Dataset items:
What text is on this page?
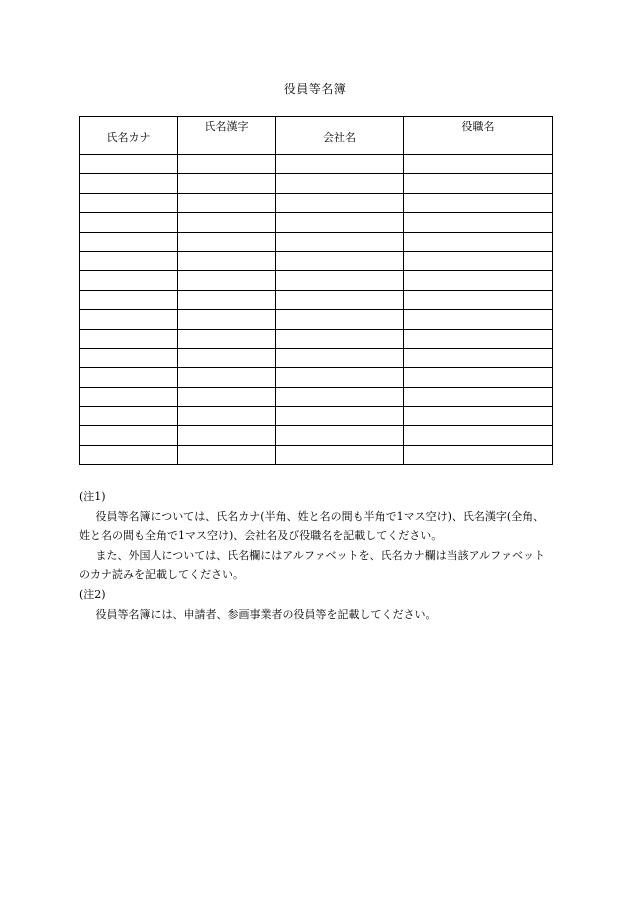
役員等名簿
氏名カナ	氏名漢字	会社名	役職名

(注1)

役員等名簿については、氏名カナ(半角、姓と名の間も半角で1マス空け)、氏名漢字(全角、姓と名の間も全角で1マス空け)、会社名及び役職名を記載してください。

また、外国人については、氏名欄にはアルファベットを、氏名カナ欄は当該アルファベットのカナ読みを記載してください。

(注2)

役員等名簿には、申請者、参画事業者の役員等を記載してください。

> [INSTRUCTION]: Review the material and copy each line in which the word "氏名漢字" appears.

> [RESPONSE TO THE TASK]:
氏名カナ	氏名漢字	会社名	役職名
役員等名簿については、氏名カナ(半角、姓と名の間も半角で1マス空け)、氏名漢字(全角、姓と名の間も全角で1マス空け)、会社名及び役職名を記載してください。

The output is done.